- **BRIEF**
Gather, from the data below, each line in which the word "基层群众自治制度" occurs.

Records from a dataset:
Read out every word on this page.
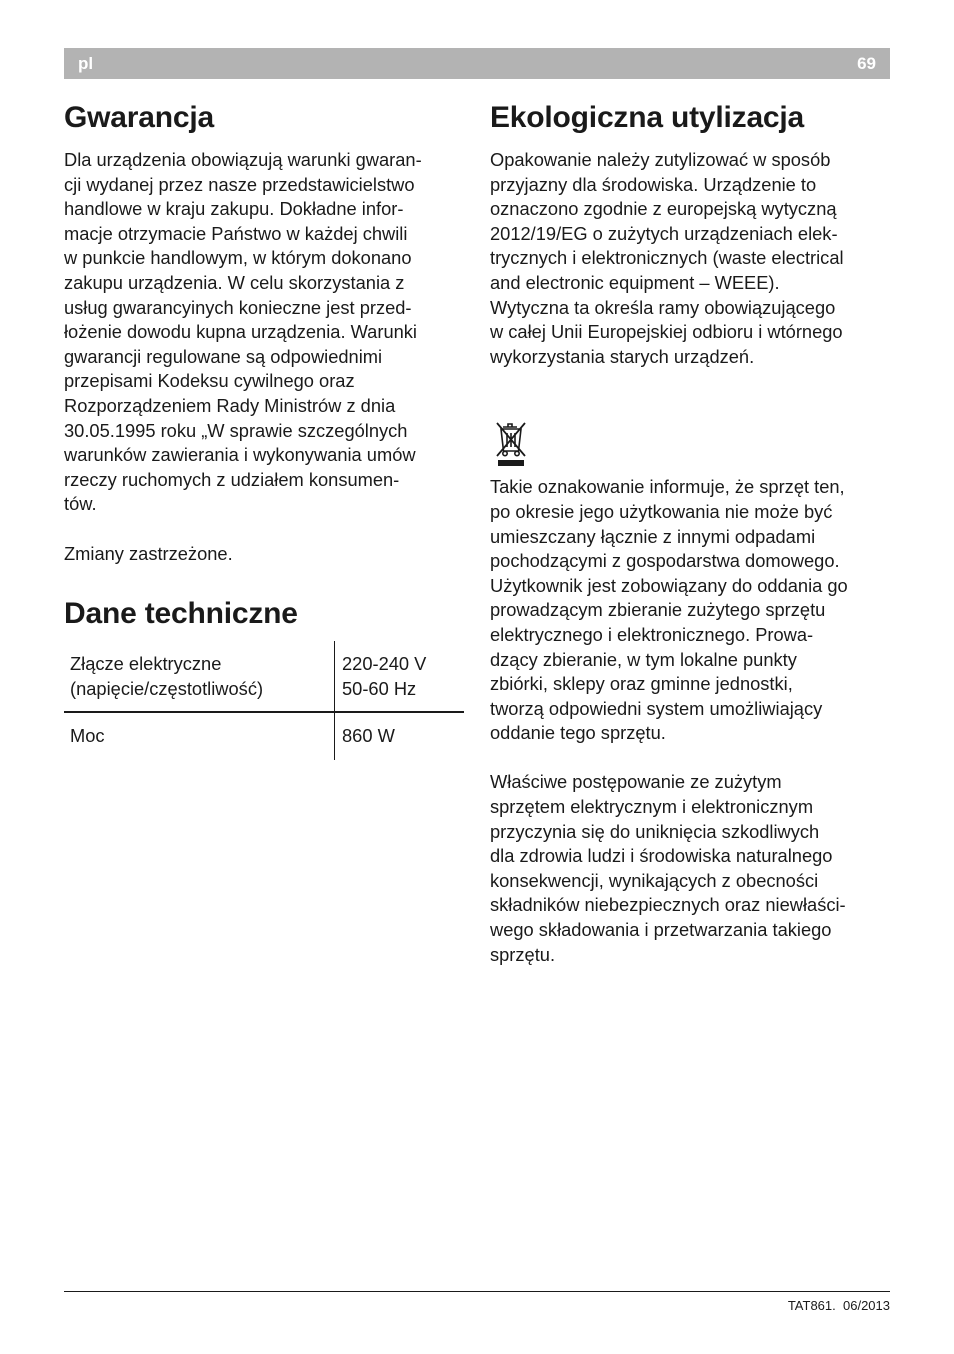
pl	69
Gwarancja

Dla urządzenia obowiązują warunki gwaran-
cji wydanej przez nasze przedstawicielstwo
handlowe w kraju zakupu. Dokładne infor-
macje otrzymacie Państwo w każdej chwili
w punkcie handlowym, w którym dokonano
zakupu urządzenia. W celu skorzystania z
usług gwarancyinych konieczne jest przed-
łożenie dowodu kupna urządzenia. Warunki
gwarancji regulowane są odpowiednimi
przepisami Kodeksu cywilnego oraz
Rozporządzeniem Rady Ministrów z dnia
30.05.1995 roku „W sprawie szczególnych
warunków zawierania i wykonywania umów
rzeczy ruchomych z udziałem konsumen-
tów.

Zmiany zastrzeżone.

Dane techniczne
Złącze elektryczne
(napięcie/częstotliwość)	220-240 V
50-60 Hz
Moc	860 W
Ekologiczna utylizacja

Opakowanie należy zutylizować w sposób
przyjazny dla środowiska. Urządzenie to
oznaczono zgodnie z europejską wytyczną
2012/19/EG o zużytych urządzeniach elek-
trycznych i elektronicznych (waste electrical
and electronic equipment – WEEE).
Wytyczna ta określa ramy obowiązującego
w całej Unii Europejskiej odbioru i wtórnego
wykorzystania starych urządzeń.

Takie oznakowanie informuje, że sprzęt ten,
po okresie jego użytkowania nie może być
umieszczany łącznie z innymi odpadami
pochodzącymi z gospodarstwa domowego.
Użytkownik jest zobowiązany do oddania go
prowadzącym zbieranie zużytego sprzętu
elektrycznego i elektronicznego. Prowa-
dzący zbieranie, w tym lokalne punkty
zbiórki, sklepy oraz gminne jednostki,
tworzą odpowiedni system umożliwiający
oddanie tego sprzętu.

Właściwe postępowanie ze zużytym
sprzętem elektrycznym i elektronicznym
przyczynia się do uniknięcia szkodliwych
dla zdrowia ludzi i środowiska naturalnego
konsekwencji, wynikających z obecności
składników niebezpiecznych oraz niewłaści-
wego składowania i przetwarzania takiego
sprzętu.

TAT861. 06/2013
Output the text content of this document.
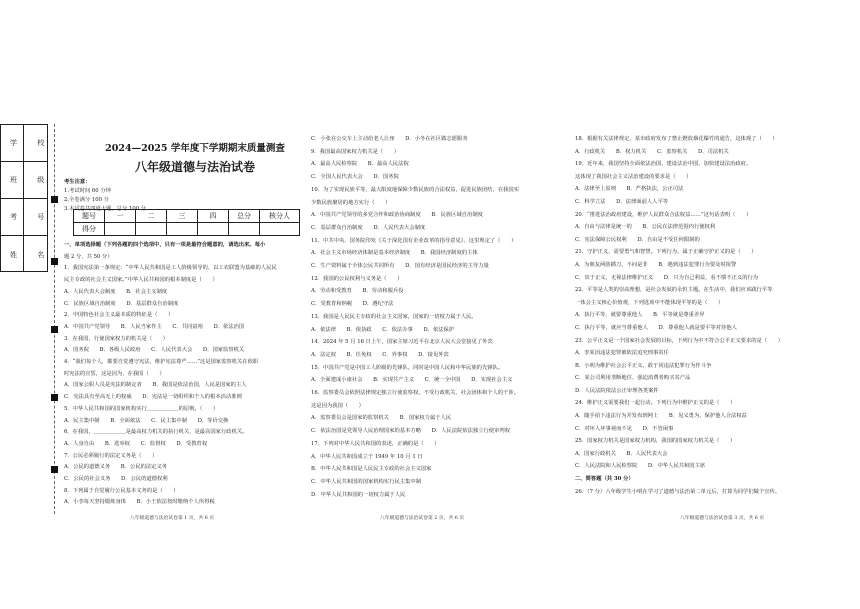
学 校
班 级
考 号
姓 名
2024—2025 学年度下学期期末质量测查
八年级道德与法治试卷
考生注意：
1.考试时间 60 分钟
2.全卷满分 100 分
3.本试卷共四道大题，总分 100 分
题号	一	二	三	四	总分	核分人
得分						
一、单项选择题（下列各题的四个选项中，只有一项是最符合题意的，请选出来。每小
题 2 分，共 50 分）
1．我国宪法第一条规定：“中华人民共和国是工人阶级领导的、以工农联盟为基础的人民民
民主专政的社会主义国家。”中华人民共和国的根本制度是（　　）
A．人民代表大会制度　　B．社会主义制度
C．民族区域自治制度　　D．基层群众自治制度
2．中国特色社会主义最本质的特征是（　　）
A．中国共产党领导　　B．人民当家作主　　C．共同富裕　　D．依法治国
3．在我国，行使国家权力的机关是（　　）
A．国务院　　B．各级人民政府　　C．人民代表大会　　D．国家监察机关
4．“我们每个人，都要自觉遵守宪法，维护宪法尊严……”这是国家监察机关在依职
时宪法的宣誓，这是因为，在我国（　　）
A．国家公职人员是宪法的制定者　　B．我国是依法治国，人民是国家的主人
C．宪法具有至高无上的权威　　D．宪法是一切组织和个人的根本活动准则
5．中华人民共和国的国家机构实行＿＿＿＿＿＿的原则。（　　）
A．民主集中制　　B．全面依法　　C．民主集中制　　D．等价交换
6．在我国，＿＿＿＿＿＿是最高权力机关的执行机关，是最高国家行政机关。
A．人身自由　　B．选举权　　C．监督权　　D．受教育权
7．公民必须履行的法定义务是（　　）
A．公民的道德义务　　B．公民的法定义务
C．公民的社会义务　　D．公民的道德权利
8．下列属于自觉履行公民基本义务的是（　　）
A．小李每天坚持锻炼身体　　B．小王依法按时缴纳个人所得税
C．小张在公交车上主动给老人让座　　D．小冬在社区做志愿服务
9．我国最高国家权力机关是（　　）
A．最高人民检察院　　B．最高人民法院
C．全国人民代表大会　　D．国务院
10．为了实现民族平等，最大限度地保障少数民族的合法权益，促进民族团结，在我国实
少数民族聚居的地方实行（　　）
A．中国共产党领导的多党合作和政治协商制度　　B．民族区域自治制度
C．基层群众自治制度　　D．人民代表大会制度
11．中共中央、国务院印发《关于深化国有企业改革的指导意见》，这里规定了（　　）
A．社会主义市场经济体制是基本经济制度　　B．我国经济制度的主体
C．生产资料属于全体公民共同所有　　D．国有经济是国民经济的主导力量
12．我国的公民权利与义务是（　　）
A．劳动和受教育　　B．劳动和服兵役
C．受教育和纳税　　D．遵纪守法
13．我国是人民民主专政的社会主义国家，国家的一切权力属于人民。
A．依法律　　B．依执政　　C．依法办事　　D．依法保护
14．2024 年 5 月 16 日上午，国家主席习近平在北京人民大会堂接见了外宾
A．法定权　　B．任免权　　C．外事权　　D．接见外宾
15．中国共产党是中国工人阶级的先锋队，同时是中国人民和中华民族的先锋队。
A．全面建成小康社会　　B．实现共产主义　　C．统一全中国　　D．实现社会主义
16．监察委员会依照法律规定独立行使监察权，不受行政机关、社会团体和个人的干涉。
这是因为我国（　　）
A．监察委员会是国家的监察机关　　B．国家权力属于人民
C．依法治国是党领导人民治理国家的基本方略　　D．人民法院依法独立行使审判权
17．下列对中华人民共和国的表述，正确的是（　　）
A．中华人民共和国成立于 1949 年 10 月 1 日
B．中华人民共和国是人民民主专政的社会主义国家
C．中华人民共和国的国家机构实行民主集中制
D．中华人民共和国的一切权力属于人民
18．根据有关法律规定，某市政府发布了禁止燃放烟花爆竹的通告，这体现了（　　）
A．行政机关　　B．权力机关　　C．监察机关　　D．司法机关
19．近年来，我国坚持全面依法治国，建设法治中国，加快建设法治政府。
这体现了我国社会主义法治建设的要求是（　　）
A．法律至上原则　　B．严格执法，公正司法
C．科学立法　　D．法律面前人人平等
20．“推进法治政府建设，维护人民群众合法权益……”这句话表明（　　）
A．自由与法律是统一的　　B．公民在法律范围内行使权利
C．宪法保障公民权利　　D．自由是不受任何限制的
21．守护正义，需要勇气和智慧。下列行为，属于正确守护正义的是（　　）
A．为朋友两肋插刀，不问是非　　B．遇到违法犯罪行为要及时报警
C．出于正义，无视法律维护正义　　D．只为自己利益，看不惯不正义的行为
22．平等是人类的崇高理想，是社会发展的永恒主题。在生活中，我们应该践行平等
一体会主义核心价值观，下列选项中不能体现平等的是（　　）
A．执行平等，就要尊重他人　　B．平等就是尊重差异
C．执行平等，就应当尊重他人　　D．尊重他人就是要平等对待他人
23．公平正义是一个国家社会发展的目标，下列行为中不符合公平正义要求的是（　　）
A．李某因违法犯罪被依法追究刑事责任
B．小明为维护社会公平正义，敢于同违法犯罪行为作斗争
C．某公司利用垄断地位，强迫消费者购买其产品
D．人民法院依法公正审理各类案件
24．维护正义需要我们一起行动。下列行为中维护正义的是（　　）
A．随手拍下违法行为并发布到网上　　B．见义勇为，保护他人合法权益
C．对坏人坏事视而不见　　D．不管闲事
25．国家权力机关是国家权力机构，我国的国家权力机关是（　　）
A．国家行政机关　　B．人民代表大会
C．人民法院和人民检察院　　D．中华人民共和国主席
二、简答题（共 30 分）
26．（7 分）八年级学生小明在学习了道德与法治第二单元后，打算为同学们做个宣传。
八年级道德与法治试卷第 1 页，共 6 页	八年级道德与法治试卷第 2 页，共 6 页	八年级道德与法治试卷第 3 页，共 6 页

- **EXERCISE ANSWER**
C．民族区域自治制度　　D．基层群众自治制度
C．基层群众自治制度　　D．人民代表大会制度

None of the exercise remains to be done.